Work through the listing below and count the lines that hold "text". Answer with the number alone.

Figure record listings
-*-*-

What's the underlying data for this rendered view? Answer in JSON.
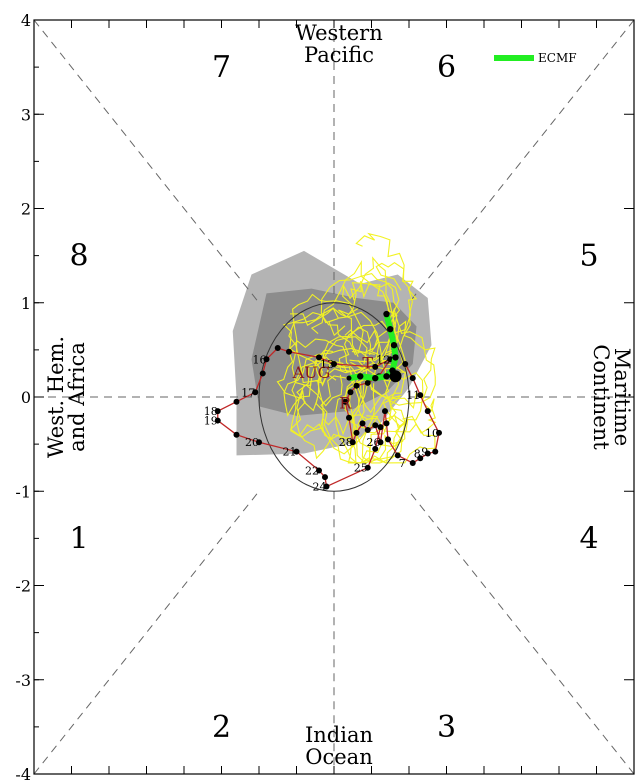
{
  "chart_data": {
    "type": "scatter",
    "xlim": [
      -4,
      4
    ],
    "ylim": [
      -4,
      4
    ],
    "y_tick_labels": [
      "4",
      "3",
      "2",
      "1",
      "0",
      "-1",
      "-2",
      "-3",
      "-4"
    ],
    "y_tick_values": [
      4,
      3,
      2,
      1,
      0,
      -1,
      -2,
      -3,
      -4
    ],
    "phase_labels": [
      {
        "text": "1",
        "x": -3.4,
        "y": -1.5
      },
      {
        "text": "2",
        "x": -1.5,
        "y": -3.5
      },
      {
        "text": "3",
        "x": 1.5,
        "y": -3.5
      },
      {
        "text": "4",
        "x": 3.4,
        "y": -1.5
      },
      {
        "text": "5",
        "x": 3.4,
        "y": 1.5
      },
      {
        "text": "6",
        "x": 1.5,
        "y": 3.5
      },
      {
        "text": "7",
        "x": -1.5,
        "y": 3.5
      },
      {
        "text": "8",
        "x": -3.4,
        "y": 1.5
      }
    ],
    "regions": {
      "top": [
        "Western",
        "Pacific"
      ],
      "bottom": [
        "Indian",
        "Ocean"
      ],
      "left": [
        "West. Hem.",
        "and Africa"
      ],
      "right": [
        "Maritime",
        "Continent"
      ]
    },
    "legend": [
      {
        "name": "ECMF",
        "color": "#22ee22"
      }
    ],
    "month_labels": [
      {
        "text": "AUG",
        "x": -0.3,
        "y": 0.2
      },
      {
        "text": "T",
        "x": 0.45,
        "y": 0.3
      },
      {
        "text": "R",
        "x": 0.15,
        "y": -0.12
      }
    ],
    "observed": {
      "color": "#c02828",
      "points": [
        {
          "day": "",
          "x": 0.95,
          "y": 0.35
        },
        {
          "day": "",
          "x": 1.05,
          "y": 0.2
        },
        {
          "day": "11",
          "x": 1.15,
          "y": 0.02
        },
        {
          "day": "",
          "x": 1.25,
          "y": -0.15
        },
        {
          "day": "10",
          "x": 1.4,
          "y": -0.38
        },
        {
          "day": "9",
          "x": 1.35,
          "y": -0.58
        },
        {
          "day": "8",
          "x": 1.25,
          "y": -0.6
        },
        {
          "day": "",
          "x": 1.15,
          "y": -0.65
        },
        {
          "day": "7",
          "x": 1.05,
          "y": -0.7
        },
        {
          "day": "",
          "x": 0.85,
          "y": -0.62
        },
        {
          "day": "",
          "x": 0.72,
          "y": -0.45
        },
        {
          "day": "",
          "x": 0.7,
          "y": -0.28
        },
        {
          "day": "",
          "x": 0.68,
          "y": -0.15
        },
        {
          "day": "26",
          "x": 0.62,
          "y": -0.48
        },
        {
          "day": "",
          "x": 0.55,
          "y": -0.3
        },
        {
          "day": "",
          "x": 0.45,
          "y": -0.35
        },
        {
          "day": "",
          "x": 0.38,
          "y": -0.28
        },
        {
          "day": "",
          "x": 0.3,
          "y": -0.38
        },
        {
          "day": "28",
          "x": 0.25,
          "y": -0.48
        },
        {
          "day": "",
          "x": 0.2,
          "y": -0.22
        },
        {
          "day": "",
          "x": 0.15,
          "y": -0.05
        },
        {
          "day": "",
          "x": 0.22,
          "y": 0.05
        },
        {
          "day": "",
          "x": 0.3,
          "y": 0.12
        },
        {
          "day": "",
          "x": 0.45,
          "y": 0.15
        },
        {
          "day": "",
          "x": 0.6,
          "y": 0.22
        },
        {
          "day": "12",
          "x": 0.75,
          "y": 0.4
        },
        {
          "day": "",
          "x": 0.55,
          "y": 0.32
        },
        {
          "day": "13",
          "x": 0.0,
          "y": 0.35
        },
        {
          "day": "",
          "x": -0.2,
          "y": 0.42
        },
        {
          "day": "",
          "x": -0.6,
          "y": 0.48
        },
        {
          "day": "",
          "x": -0.75,
          "y": 0.52
        },
        {
          "day": "16",
          "x": -0.9,
          "y": 0.4
        },
        {
          "day": "",
          "x": -0.95,
          "y": 0.25
        },
        {
          "day": "17",
          "x": -1.05,
          "y": 0.05
        },
        {
          "day": "",
          "x": -1.3,
          "y": -0.05
        },
        {
          "day": "18",
          "x": -1.55,
          "y": -0.15
        },
        {
          "day": "19",
          "x": -1.55,
          "y": -0.25
        },
        {
          "day": "",
          "x": -1.3,
          "y": -0.4
        },
        {
          "day": "20",
          "x": -1.0,
          "y": -0.48
        },
        {
          "day": "21",
          "x": -0.5,
          "y": -0.58
        },
        {
          "day": "22",
          "x": -0.2,
          "y": -0.78
        },
        {
          "day": "",
          "x": -0.12,
          "y": -0.85
        },
        {
          "day": "24",
          "x": -0.1,
          "y": -0.95
        },
        {
          "day": "25",
          "x": 0.45,
          "y": -0.75
        },
        {
          "day": "",
          "x": 0.55,
          "y": -0.55
        },
        {
          "day": "",
          "x": 0.62,
          "y": -0.32
        }
      ]
    },
    "forecast_green": [
      {
        "x": 0.7,
        "y": 0.88
      },
      {
        "x": 0.75,
        "y": 0.72
      },
      {
        "x": 0.8,
        "y": 0.55
      },
      {
        "x": 0.82,
        "y": 0.42
      },
      {
        "x": 0.78,
        "y": 0.28
      },
      {
        "x": 0.7,
        "y": 0.22
      },
      {
        "x": 0.55,
        "y": 0.2
      },
      {
        "x": 0.35,
        "y": 0.22
      },
      {
        "x": 0.2,
        "y": 0.2
      }
    ],
    "reference_circle_radius": 1
  }
}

-*-*-

■ **Exercise result**
11